Quote the whole listing exactly. Leave the pictures out of your copy.

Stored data
-*-*-
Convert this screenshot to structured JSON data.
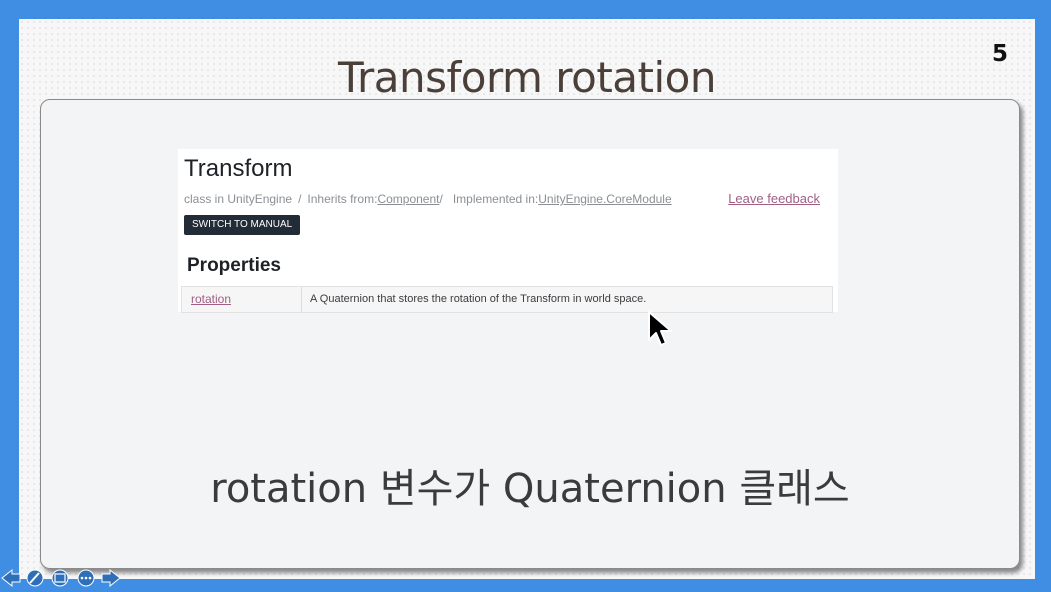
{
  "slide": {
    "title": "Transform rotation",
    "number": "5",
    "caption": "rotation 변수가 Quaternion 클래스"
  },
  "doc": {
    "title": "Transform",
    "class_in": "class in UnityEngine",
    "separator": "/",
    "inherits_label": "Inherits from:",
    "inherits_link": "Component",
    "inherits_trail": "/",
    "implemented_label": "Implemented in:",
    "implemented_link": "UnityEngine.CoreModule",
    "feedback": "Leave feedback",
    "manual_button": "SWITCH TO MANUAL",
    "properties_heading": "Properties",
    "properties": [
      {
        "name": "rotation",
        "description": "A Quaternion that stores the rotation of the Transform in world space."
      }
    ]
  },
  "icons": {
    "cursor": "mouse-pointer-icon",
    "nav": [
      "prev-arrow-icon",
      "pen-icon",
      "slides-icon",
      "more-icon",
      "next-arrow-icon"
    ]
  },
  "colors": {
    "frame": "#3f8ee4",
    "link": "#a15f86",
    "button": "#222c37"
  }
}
-*-*-
TASK ANSWER:
Convert this screenshot to structured JSON data.
{
  "slide": {
    "title": "Transform rotation",
    "number": "5",
    "caption": "rotation 변수가 Quaternion 클래스"
  },
  "doc": {
    "title": "Transform",
    "class_in": "class in UnityEngine",
    "separator": "/",
    "inherits_label": "Inherits from:",
    "inherits_link": "Component",
    "inherits_trail": "/",
    "implemented_label": "Implemented in:",
    "implemented_link": "UnityEngine.CoreModule",
    "feedback": "Leave feedback",
    "manual_button": "SWITCH TO MANUAL",
    "properties_heading": "Properties",
    "properties": [
      {
        "name": "rotation",
        "description": "A Quaternion that stores the rotation of the Transform in world space."
      }
    ]
  },
  "icons": {
    "cursor": "mouse-pointer-icon",
    "nav": [
      "prev-arrow-icon",
      "pen-icon",
      "slides-icon",
      "more-icon",
      "next-arrow-icon"
    ]
  },
  "colors": {
    "frame": "#3f8ee4",
    "link": "#a15f86",
    "button": "#222c37"
  }
}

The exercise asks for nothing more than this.